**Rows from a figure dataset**
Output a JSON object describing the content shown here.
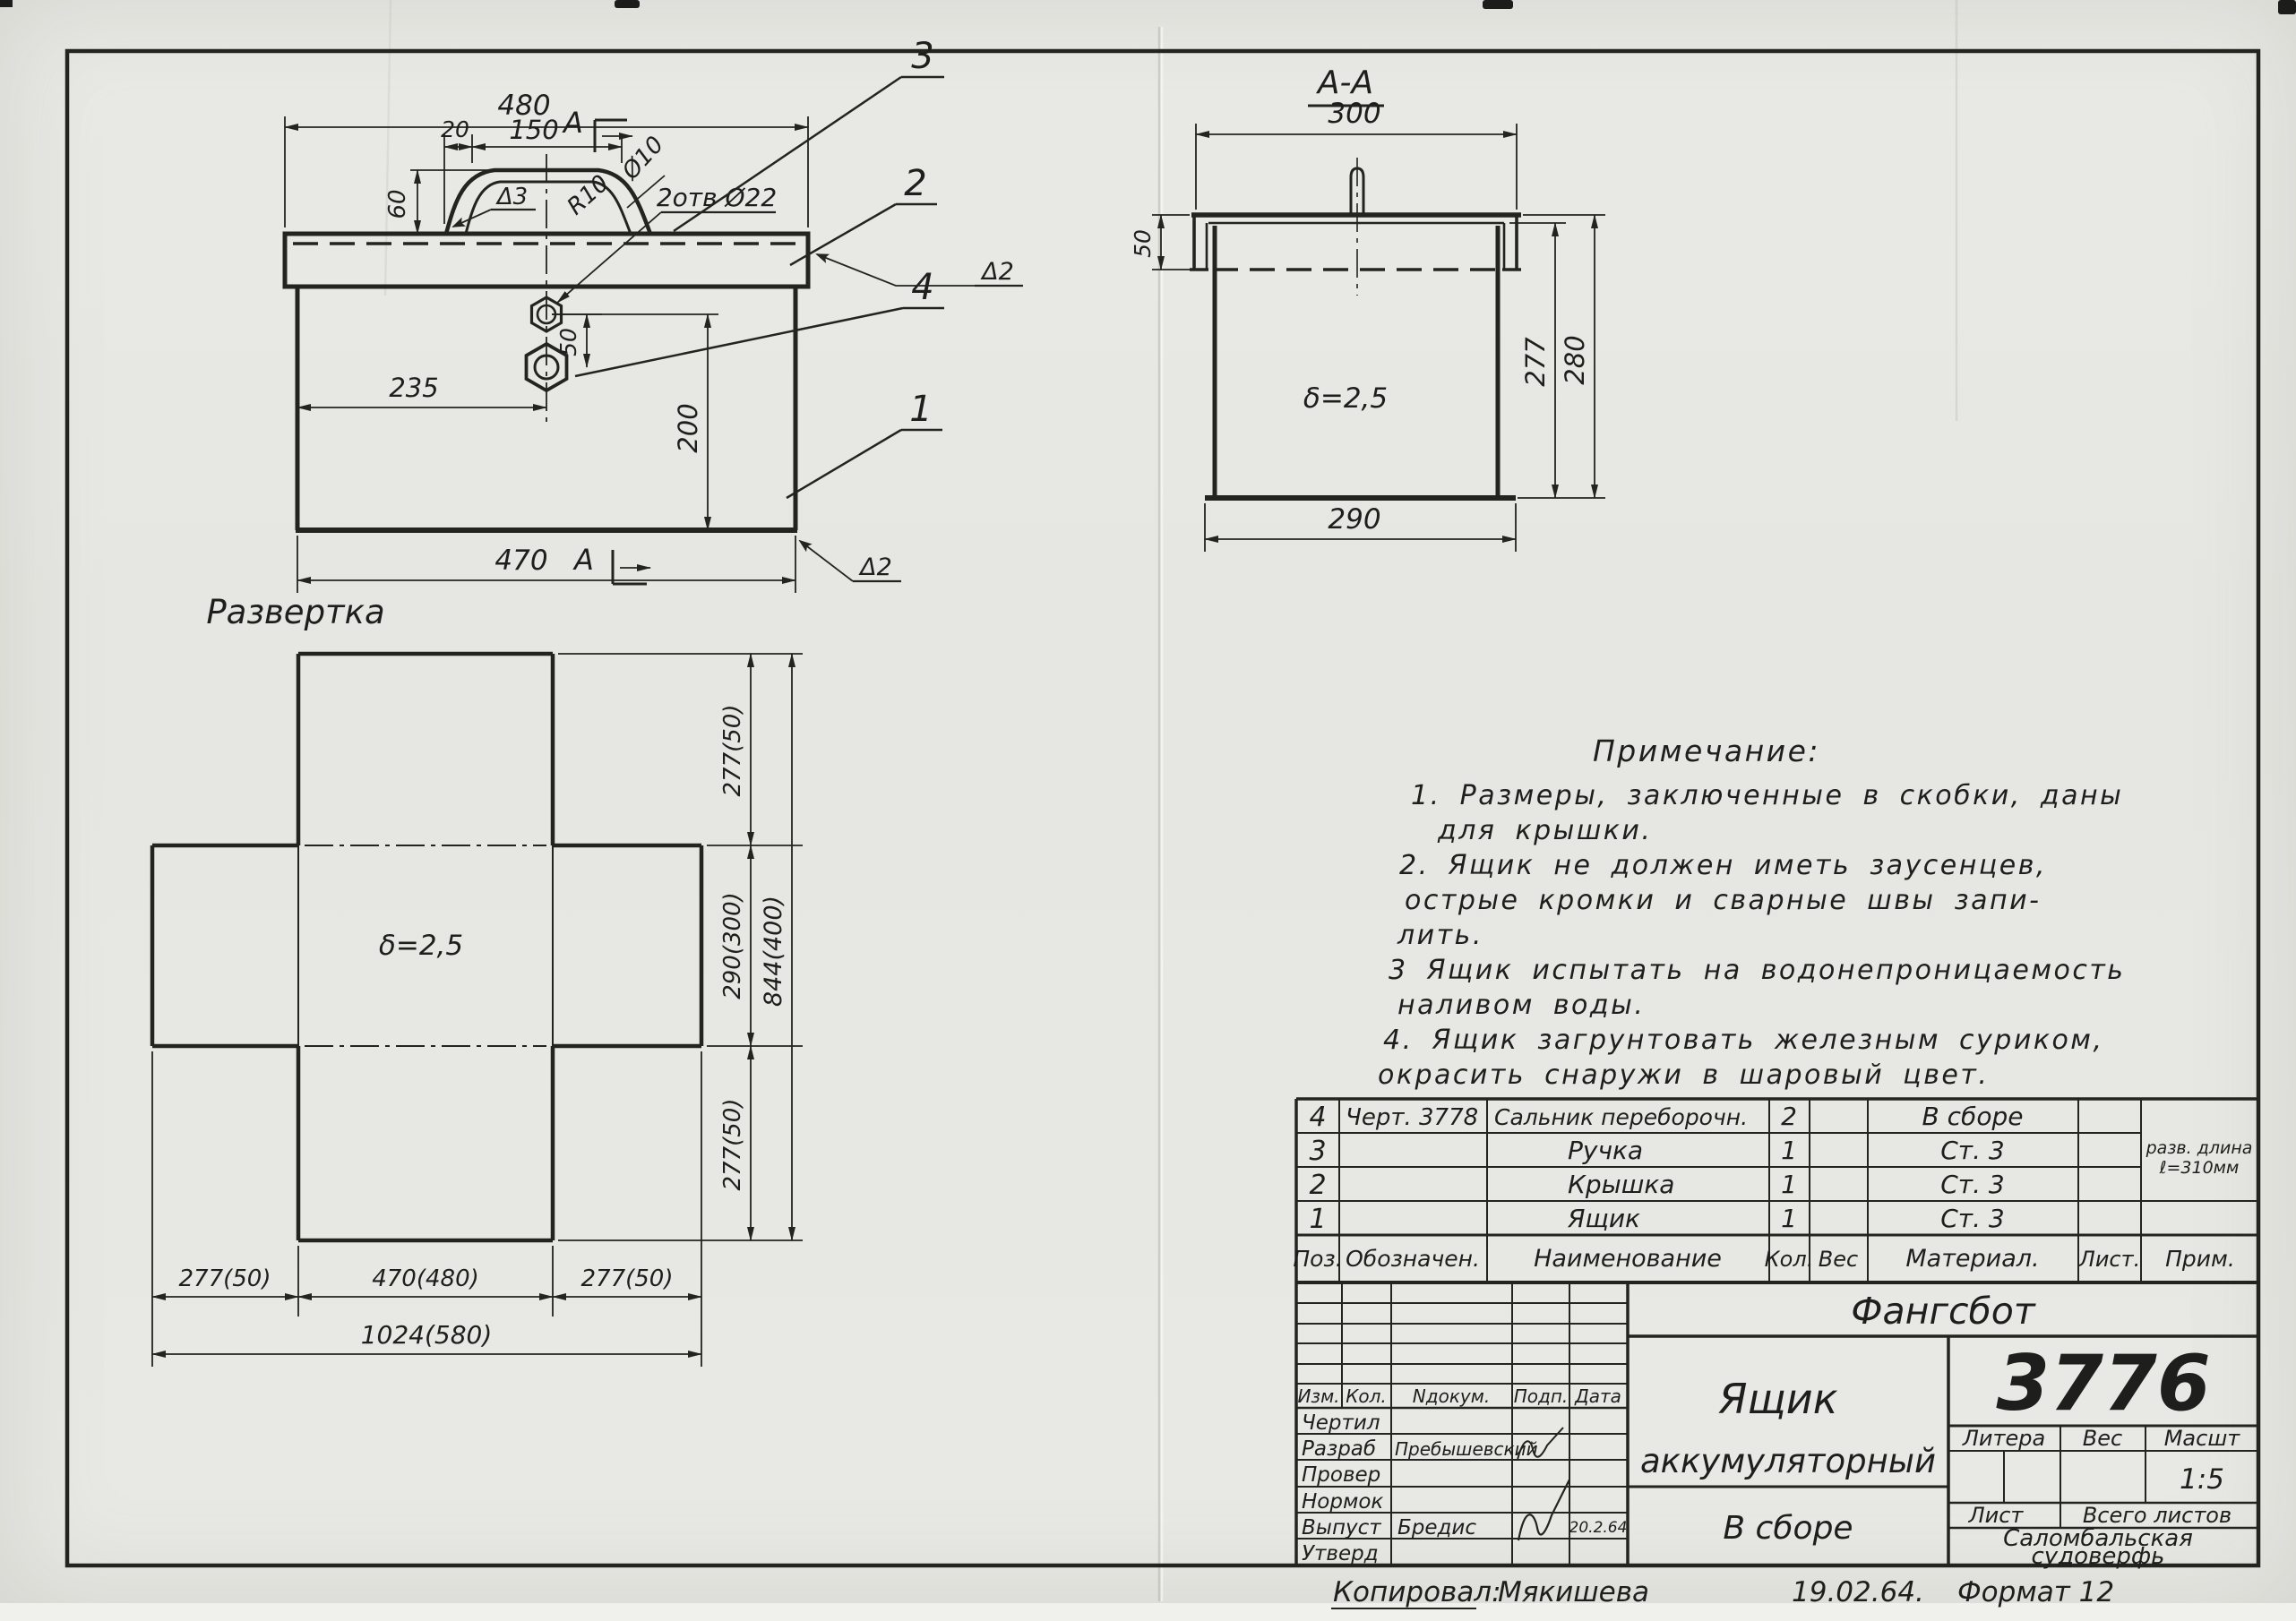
{
  "style": {
    "ink": "#23231f",
    "paper": "#e7e7e3"
  },
  "views": {
    "front": {
      "dim_480": "480",
      "dim_20": "20",
      "dim_150": "150",
      "section_letter_top": "А",
      "dim_60": "60",
      "weld_handle": "Δ3",
      "radius_label": "R10",
      "dia_label": "Ø10",
      "holes_label": "2отв Ø22",
      "dim_50": "50",
      "dim_235": "235",
      "dim_200": "200",
      "dim_470": "470",
      "section_letter_bottom": "А",
      "weld_lid": "Δ2",
      "weld_body": "Δ2",
      "callout_handle": "3",
      "callout_lid": "2",
      "callout_gland": "4",
      "callout_box": "1"
    },
    "section": {
      "title": "А-А",
      "dim_300": "300",
      "dim_50": "50",
      "dim_277": "277",
      "dim_280": "280",
      "thickness": "δ=2,5",
      "dim_290": "290"
    },
    "development": {
      "title": "Развертка",
      "thickness": "δ=2,5",
      "dim_top": "277(50)",
      "dim_mid": "290(300)",
      "dim_bot": "277(50)",
      "dim_total_v": "844(400)",
      "dim_left": "277(50)",
      "dim_center": "470(480)",
      "dim_right": "277(50)",
      "dim_total_h": "1024(580)"
    }
  },
  "notes": {
    "title": "Примечание:",
    "lines": [
      "1. Размеры, заключенные в скобки, даны",
      "для  крышки.",
      "2. Ящик  не должен  иметь  заусенцев,",
      "острые  кромки  и сварные  швы запи-",
      "лить.",
      "3 Ящик  испытать  на водонепроницаемость",
      "наливом  воды.",
      "4. Ящик  загрунтовать  железным  суриком,",
      "окрасить  снаружи  в  шаровый  цвет."
    ]
  },
  "parts_table": {
    "headers": [
      "Поз.",
      "Обозначен.",
      "Наименование",
      "Кол.",
      "Вес",
      "Материал.",
      "Лист.",
      "Прим."
    ],
    "rows": [
      {
        "pos": "4",
        "designation": "Черт. 3778",
        "name": "Сальник переборочн.",
        "qty": "2",
        "weight": "",
        "material": "В сборе",
        "sheet": "",
        "note1": "",
        "note2": ""
      },
      {
        "pos": "3",
        "designation": "",
        "name": "Ручка",
        "qty": "1",
        "weight": "",
        "material": "Ст. 3",
        "sheet": "",
        "note1": "разв. длина",
        "note2": "ℓ=310мм"
      },
      {
        "pos": "2",
        "designation": "",
        "name": "Крышка",
        "qty": "1",
        "weight": "",
        "material": "Ст. 3",
        "sheet": "",
        "note1": "",
        "note2": ""
      },
      {
        "pos": "1",
        "designation": "",
        "name": "Ящик",
        "qty": "1",
        "weight": "",
        "material": "Ст. 3",
        "sheet": "",
        "note1": "",
        "note2": ""
      }
    ]
  },
  "title_block": {
    "project": "Фангсбот",
    "drawing_number": "3776",
    "title_line1": "Ящик",
    "title_line2": "аккумуляторный",
    "subtitle": "В сборе",
    "litera_label": "Литера",
    "weight_label": "Вес",
    "scale_label": "Масшт",
    "scale_value": "1:5",
    "sheet_label": "Лист",
    "total_sheets_label": "Всего листов",
    "shipyard_line1": "Саломбальская",
    "shipyard_line2": "судоверфь",
    "rev_headers": [
      "Изм.",
      "Кол.",
      "Nдокум.",
      "Подп.",
      "Дата"
    ],
    "sig_rows": [
      {
        "label": "Чертил",
        "name": "",
        "date": ""
      },
      {
        "label": "Разраб",
        "name": "Пребышевский",
        "date": ""
      },
      {
        "label": "Провер",
        "name": "",
        "date": ""
      },
      {
        "label": "Нормок",
        "name": "",
        "date": ""
      },
      {
        "label": "Выпуст",
        "name": "Бредис",
        "date": "20.2.64"
      },
      {
        "label": "Утверд",
        "name": "",
        "date": ""
      }
    ],
    "footer": {
      "label": "Копировал:",
      "name": "Мякишева",
      "date": "19.02.64.",
      "format": "Формат 12"
    }
  }
}
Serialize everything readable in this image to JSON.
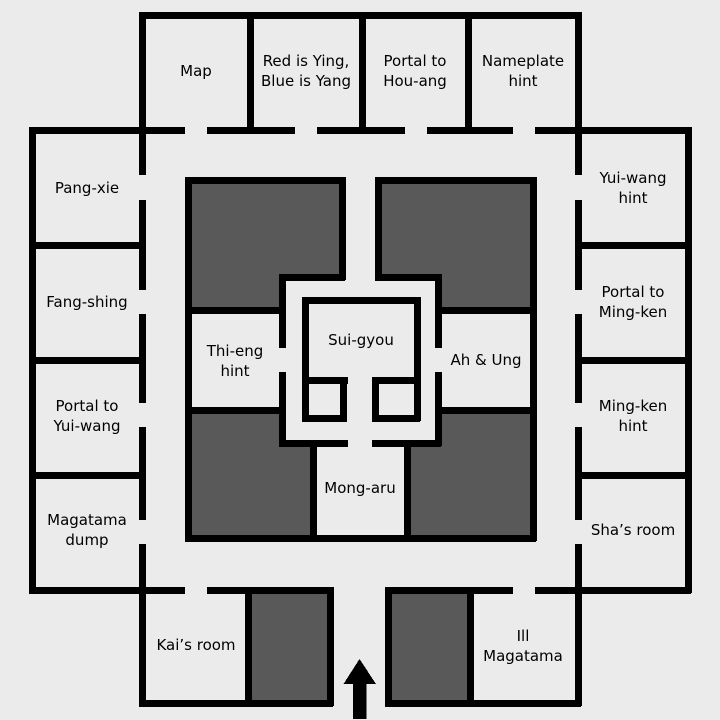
{
  "colors": {
    "background": "#ebebeb",
    "wall": "#000000",
    "dark_room_fill": "#595959",
    "label_text": "#000000"
  },
  "rooms": {
    "map": {
      "label": "Map"
    },
    "red_blue": {
      "label": "Red is Ying,\nBlue is Yang"
    },
    "portal_houang": {
      "label": "Portal to\nHou-ang"
    },
    "nameplate_hint": {
      "label": "Nameplate\nhint"
    },
    "pang_xie": {
      "label": "Pang-xie"
    },
    "fang_shing": {
      "label": "Fang-shing"
    },
    "portal_yuiwang": {
      "label": "Portal to\nYui-wang"
    },
    "magatama_dump": {
      "label": "Magatama\ndump"
    },
    "yuiwang_hint": {
      "label": "Yui-wang\nhint"
    },
    "portal_mingken": {
      "label": "Portal to\nMing-ken"
    },
    "mingken_hint": {
      "label": "Ming-ken\nhint"
    },
    "shas_room": {
      "label": "Sha’s room"
    },
    "kais_room": {
      "label": "Kai’s room"
    },
    "ill_magatama": {
      "label": "Ill\nMagatama"
    },
    "thi_eng_hint": {
      "label": "Thi-eng\nhint"
    },
    "ah_ung": {
      "label": "Ah & Ung"
    },
    "sui_gyou": {
      "label": "Sui-gyou"
    },
    "mong_aru": {
      "label": "Mong-aru"
    }
  },
  "entrance": {
    "icon": "up-arrow"
  }
}
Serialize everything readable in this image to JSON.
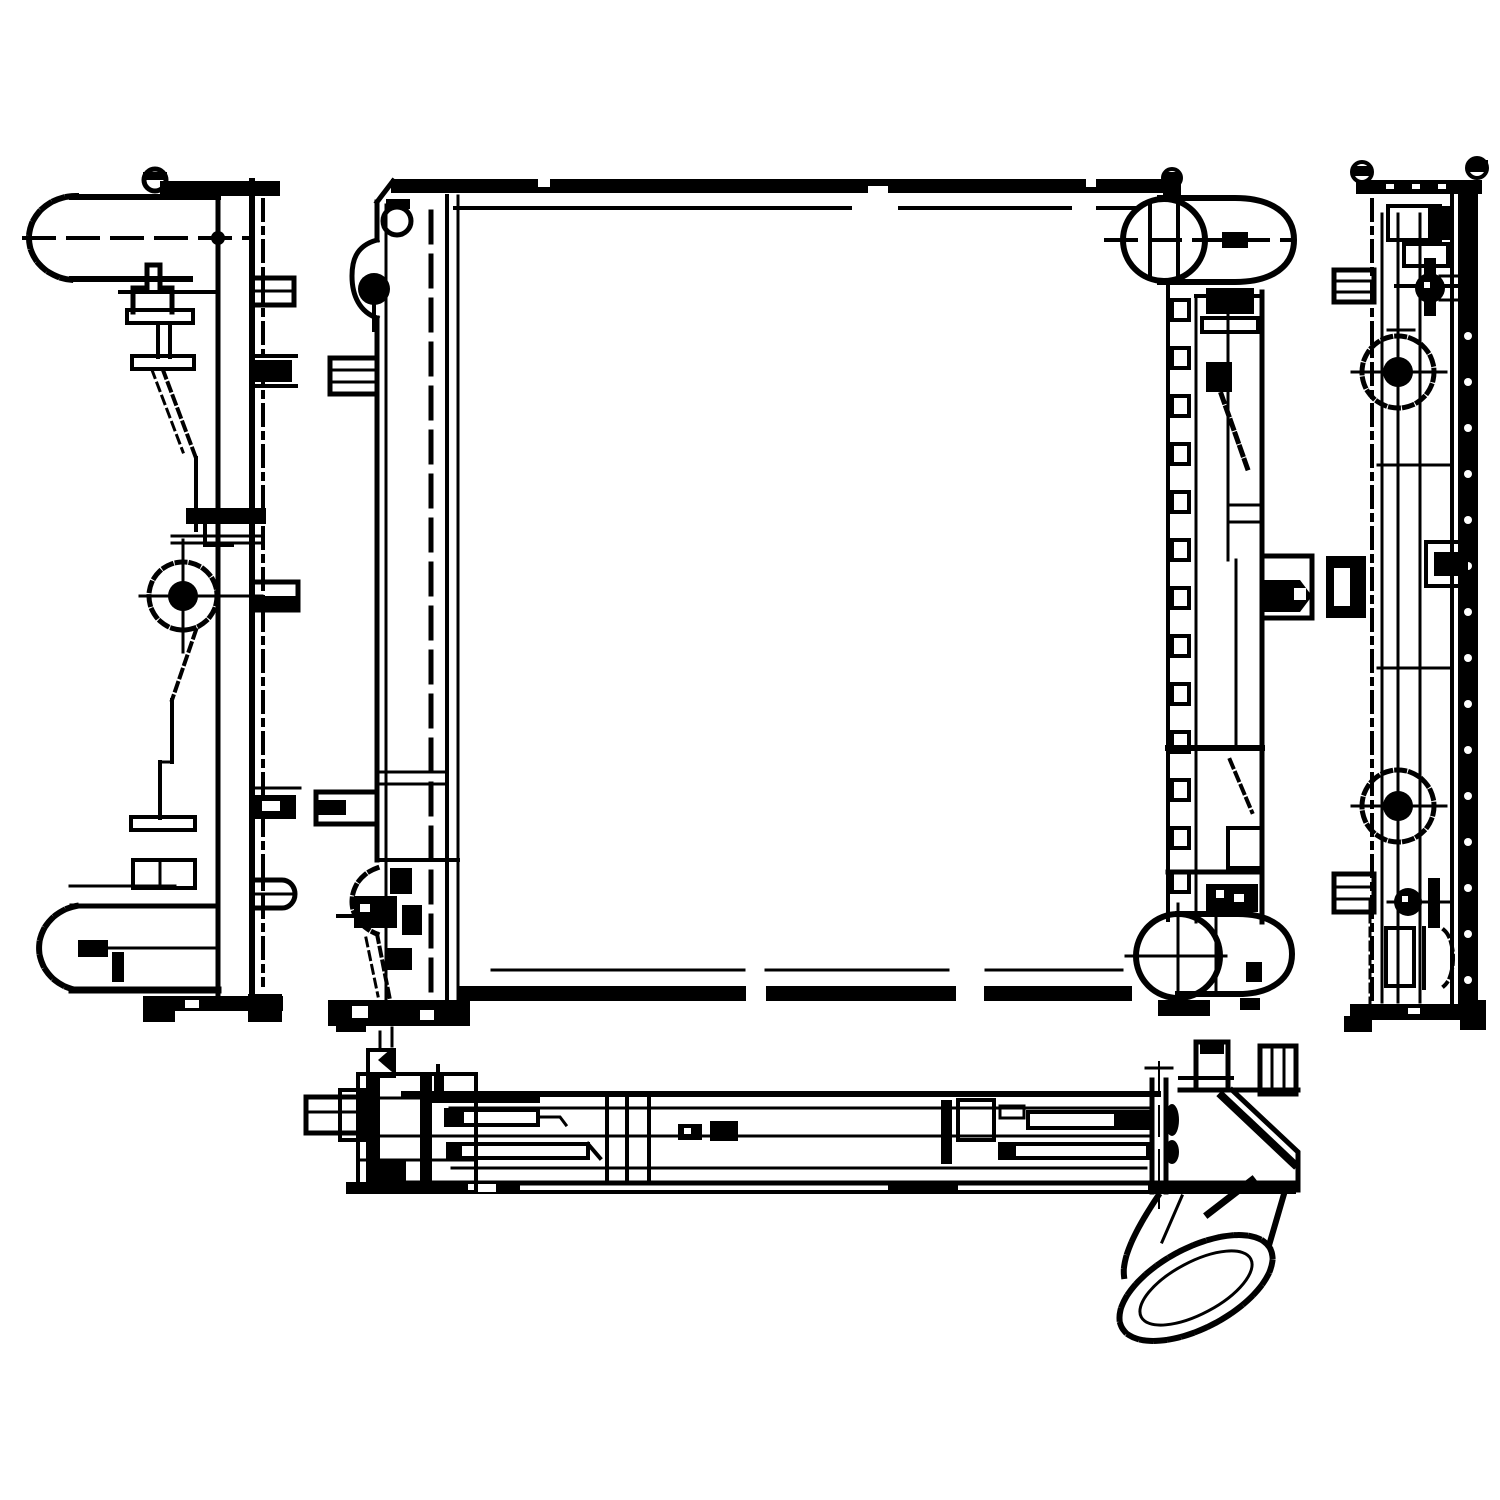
{
  "colors": {
    "ink": "#000000",
    "background": "#ffffff"
  },
  "drawing": {
    "type": "technical-line-drawing",
    "subject": "Automotive radiator shown as a four-view orthographic engineering drawing, black ink on white",
    "views": [
      {
        "id": "left-side-view",
        "label": "Left side profile view with upper hose pipe, lower hose pipe, centre mounting boss and mounting tabs"
      },
      {
        "id": "front-view",
        "label": "Front elevation with blank core, left side tank, right side tank with slotted rail, top-right inlet pipe and bottom-right outlet pipe"
      },
      {
        "id": "right-side-view",
        "label": "Right side profile view with riveted frame rail, two mounting bosses and side tabs"
      },
      {
        "id": "bottom-view",
        "label": "Bottom view with small left nozzle, internal slots, end flange and 45-degree outlet elbow pipe"
      }
    ]
  }
}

**Written request**
Show all lines from the data above in which the word "side" appears.

**The answer**
        "id": "left-side-view",
        "label": "Left side profile view with upper hose pipe, lower hose pipe, centre mounting boss and mounting tabs"
        "label": "Front elevation with blank core, left side tank, right side tank with slotted rail, top-right inlet pipe and bottom-right outlet pipe"
        "id": "right-side-view",
        "label": "Right side profile view with riveted frame rail, two mounting bosses and side tabs"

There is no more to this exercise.